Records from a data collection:
- - - - - - -

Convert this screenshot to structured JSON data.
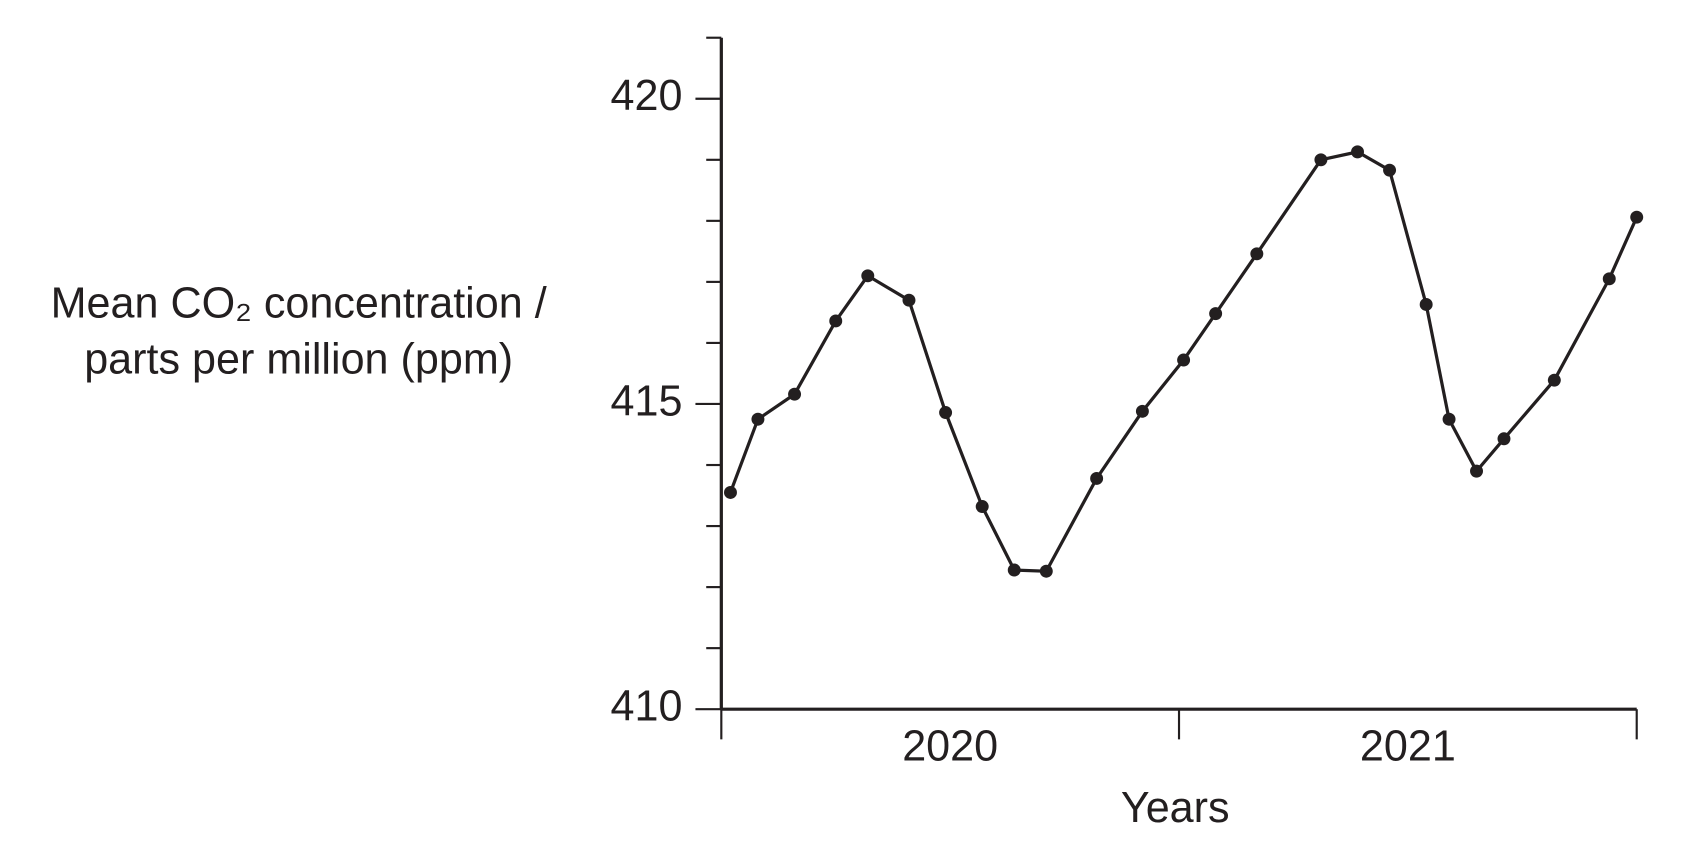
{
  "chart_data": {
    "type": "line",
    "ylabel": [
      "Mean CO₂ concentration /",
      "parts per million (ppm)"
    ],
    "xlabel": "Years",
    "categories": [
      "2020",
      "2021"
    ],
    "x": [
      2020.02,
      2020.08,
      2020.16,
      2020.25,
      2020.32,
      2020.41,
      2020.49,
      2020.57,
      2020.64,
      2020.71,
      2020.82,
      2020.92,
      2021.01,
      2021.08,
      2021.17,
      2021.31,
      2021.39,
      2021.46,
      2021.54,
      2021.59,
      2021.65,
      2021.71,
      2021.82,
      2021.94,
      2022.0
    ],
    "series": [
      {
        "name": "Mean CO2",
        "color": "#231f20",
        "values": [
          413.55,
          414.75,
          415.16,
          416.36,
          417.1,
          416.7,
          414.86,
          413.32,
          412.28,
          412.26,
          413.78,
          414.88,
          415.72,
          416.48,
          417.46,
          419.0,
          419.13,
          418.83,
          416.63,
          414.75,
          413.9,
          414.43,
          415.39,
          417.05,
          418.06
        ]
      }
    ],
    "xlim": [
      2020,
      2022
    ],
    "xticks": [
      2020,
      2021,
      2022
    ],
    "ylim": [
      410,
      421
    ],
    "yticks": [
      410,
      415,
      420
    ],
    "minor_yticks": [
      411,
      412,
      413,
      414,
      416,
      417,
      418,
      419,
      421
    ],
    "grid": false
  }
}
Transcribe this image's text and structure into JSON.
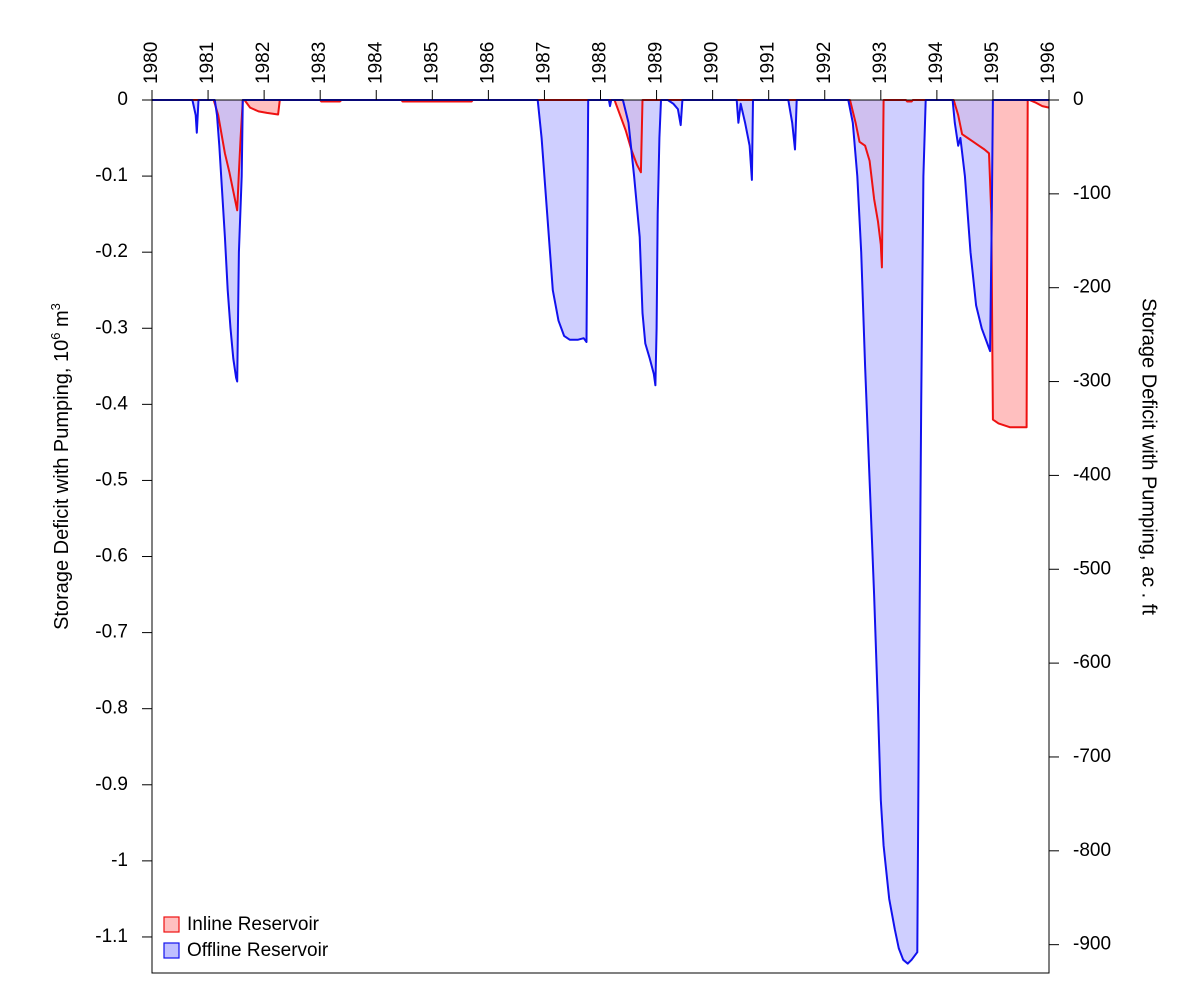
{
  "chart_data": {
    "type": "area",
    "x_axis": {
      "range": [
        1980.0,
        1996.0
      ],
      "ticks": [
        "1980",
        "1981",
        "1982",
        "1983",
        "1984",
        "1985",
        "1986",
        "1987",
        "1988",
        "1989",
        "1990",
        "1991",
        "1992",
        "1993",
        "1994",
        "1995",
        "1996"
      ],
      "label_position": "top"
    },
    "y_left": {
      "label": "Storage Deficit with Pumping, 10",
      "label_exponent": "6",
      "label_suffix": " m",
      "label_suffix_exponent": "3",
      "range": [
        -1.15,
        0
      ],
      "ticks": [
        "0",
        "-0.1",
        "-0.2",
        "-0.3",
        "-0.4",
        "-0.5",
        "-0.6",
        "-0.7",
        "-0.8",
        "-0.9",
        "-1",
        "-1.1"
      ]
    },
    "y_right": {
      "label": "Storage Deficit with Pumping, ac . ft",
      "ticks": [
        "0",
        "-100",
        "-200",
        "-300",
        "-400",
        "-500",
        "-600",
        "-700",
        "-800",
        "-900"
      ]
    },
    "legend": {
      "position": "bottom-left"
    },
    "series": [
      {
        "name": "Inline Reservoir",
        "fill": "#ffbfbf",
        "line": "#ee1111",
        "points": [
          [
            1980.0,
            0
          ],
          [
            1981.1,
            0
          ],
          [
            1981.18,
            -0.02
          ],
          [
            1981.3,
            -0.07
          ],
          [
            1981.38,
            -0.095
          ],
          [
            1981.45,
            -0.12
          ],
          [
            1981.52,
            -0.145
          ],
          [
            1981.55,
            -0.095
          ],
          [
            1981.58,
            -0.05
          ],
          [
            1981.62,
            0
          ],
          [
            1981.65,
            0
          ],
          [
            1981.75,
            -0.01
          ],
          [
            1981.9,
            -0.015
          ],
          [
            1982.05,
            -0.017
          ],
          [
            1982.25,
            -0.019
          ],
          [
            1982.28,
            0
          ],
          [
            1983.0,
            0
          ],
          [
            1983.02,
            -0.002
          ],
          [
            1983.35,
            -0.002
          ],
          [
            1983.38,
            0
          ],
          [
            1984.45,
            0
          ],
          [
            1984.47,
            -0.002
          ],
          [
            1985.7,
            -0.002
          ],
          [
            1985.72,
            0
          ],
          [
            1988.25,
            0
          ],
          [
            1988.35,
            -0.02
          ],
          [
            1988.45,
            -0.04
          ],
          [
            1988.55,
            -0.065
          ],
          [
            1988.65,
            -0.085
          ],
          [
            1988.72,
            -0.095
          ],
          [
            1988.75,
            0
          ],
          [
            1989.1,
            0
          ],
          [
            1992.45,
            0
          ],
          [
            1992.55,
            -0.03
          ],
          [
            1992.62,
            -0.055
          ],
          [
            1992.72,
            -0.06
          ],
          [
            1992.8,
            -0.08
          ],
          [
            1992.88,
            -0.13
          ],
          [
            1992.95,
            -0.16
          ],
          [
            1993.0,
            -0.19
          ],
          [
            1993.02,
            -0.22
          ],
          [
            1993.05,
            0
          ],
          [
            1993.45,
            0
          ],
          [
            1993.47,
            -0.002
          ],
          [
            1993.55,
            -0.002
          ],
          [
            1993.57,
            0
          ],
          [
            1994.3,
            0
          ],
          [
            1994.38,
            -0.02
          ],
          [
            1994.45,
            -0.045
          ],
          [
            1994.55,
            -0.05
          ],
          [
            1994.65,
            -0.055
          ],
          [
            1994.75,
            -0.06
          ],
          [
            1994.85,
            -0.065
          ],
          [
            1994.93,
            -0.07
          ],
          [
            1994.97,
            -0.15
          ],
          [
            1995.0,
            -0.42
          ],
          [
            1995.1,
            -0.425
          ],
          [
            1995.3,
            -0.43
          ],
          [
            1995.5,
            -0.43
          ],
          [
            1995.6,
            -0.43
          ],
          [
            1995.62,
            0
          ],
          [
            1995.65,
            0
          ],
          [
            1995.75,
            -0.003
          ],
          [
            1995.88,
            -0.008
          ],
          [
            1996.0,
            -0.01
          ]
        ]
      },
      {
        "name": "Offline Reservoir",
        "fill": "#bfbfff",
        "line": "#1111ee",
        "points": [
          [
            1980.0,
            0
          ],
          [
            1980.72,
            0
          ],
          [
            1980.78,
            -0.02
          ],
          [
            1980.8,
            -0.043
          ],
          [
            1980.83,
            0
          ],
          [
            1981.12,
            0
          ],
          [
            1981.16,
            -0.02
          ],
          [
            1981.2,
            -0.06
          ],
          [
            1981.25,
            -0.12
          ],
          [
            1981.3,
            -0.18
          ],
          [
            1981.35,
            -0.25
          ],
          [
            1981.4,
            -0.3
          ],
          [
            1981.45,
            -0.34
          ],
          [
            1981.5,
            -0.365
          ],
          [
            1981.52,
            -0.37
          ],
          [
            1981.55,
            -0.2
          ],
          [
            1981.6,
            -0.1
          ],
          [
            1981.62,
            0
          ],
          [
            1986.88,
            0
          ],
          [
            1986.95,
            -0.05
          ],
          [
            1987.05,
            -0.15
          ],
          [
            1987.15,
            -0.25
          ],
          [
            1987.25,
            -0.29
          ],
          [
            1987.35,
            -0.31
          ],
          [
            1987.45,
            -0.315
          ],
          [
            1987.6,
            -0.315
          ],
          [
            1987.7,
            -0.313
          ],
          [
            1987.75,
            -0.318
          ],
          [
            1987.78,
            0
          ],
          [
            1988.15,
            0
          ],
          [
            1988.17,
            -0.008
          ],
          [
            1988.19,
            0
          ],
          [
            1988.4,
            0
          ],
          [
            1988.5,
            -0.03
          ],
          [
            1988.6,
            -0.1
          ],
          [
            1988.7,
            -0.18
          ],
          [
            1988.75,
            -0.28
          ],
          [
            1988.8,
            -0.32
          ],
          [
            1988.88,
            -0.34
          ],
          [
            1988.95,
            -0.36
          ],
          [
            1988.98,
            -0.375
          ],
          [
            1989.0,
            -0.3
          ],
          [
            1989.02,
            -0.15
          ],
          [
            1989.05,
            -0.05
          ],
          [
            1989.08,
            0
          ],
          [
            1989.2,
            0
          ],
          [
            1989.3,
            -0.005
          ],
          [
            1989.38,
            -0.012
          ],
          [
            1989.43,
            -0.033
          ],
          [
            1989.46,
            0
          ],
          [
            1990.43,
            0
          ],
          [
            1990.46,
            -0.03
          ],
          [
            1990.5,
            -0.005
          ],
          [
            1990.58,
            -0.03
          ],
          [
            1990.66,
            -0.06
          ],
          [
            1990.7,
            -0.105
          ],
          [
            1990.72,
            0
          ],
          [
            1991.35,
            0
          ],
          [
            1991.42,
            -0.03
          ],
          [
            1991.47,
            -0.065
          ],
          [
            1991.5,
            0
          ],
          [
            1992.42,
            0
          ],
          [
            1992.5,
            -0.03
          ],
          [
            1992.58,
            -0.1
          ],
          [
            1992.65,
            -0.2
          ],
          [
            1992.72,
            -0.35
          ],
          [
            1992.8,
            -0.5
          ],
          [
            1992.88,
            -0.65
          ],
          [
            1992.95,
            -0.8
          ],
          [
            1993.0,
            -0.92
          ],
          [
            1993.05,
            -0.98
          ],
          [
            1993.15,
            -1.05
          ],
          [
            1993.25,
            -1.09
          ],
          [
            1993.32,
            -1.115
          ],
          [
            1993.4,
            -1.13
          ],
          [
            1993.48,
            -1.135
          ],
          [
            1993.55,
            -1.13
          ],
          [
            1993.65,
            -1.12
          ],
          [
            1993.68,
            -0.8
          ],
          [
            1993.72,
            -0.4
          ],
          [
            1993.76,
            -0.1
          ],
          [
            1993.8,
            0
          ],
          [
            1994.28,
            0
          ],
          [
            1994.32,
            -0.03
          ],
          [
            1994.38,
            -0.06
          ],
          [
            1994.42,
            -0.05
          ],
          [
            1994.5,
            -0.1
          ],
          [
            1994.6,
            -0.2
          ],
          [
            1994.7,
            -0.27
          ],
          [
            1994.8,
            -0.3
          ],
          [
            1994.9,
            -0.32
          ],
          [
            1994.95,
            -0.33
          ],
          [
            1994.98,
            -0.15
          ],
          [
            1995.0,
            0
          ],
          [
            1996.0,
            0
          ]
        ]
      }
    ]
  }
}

- - - - - - -

Exercise description: From the records above, pull out every line containing the word "Pumping".

Exercise response:
      "label": "Storage Deficit with Pumping, 10",
      "label": "Storage Deficit with Pumping, ac . ft",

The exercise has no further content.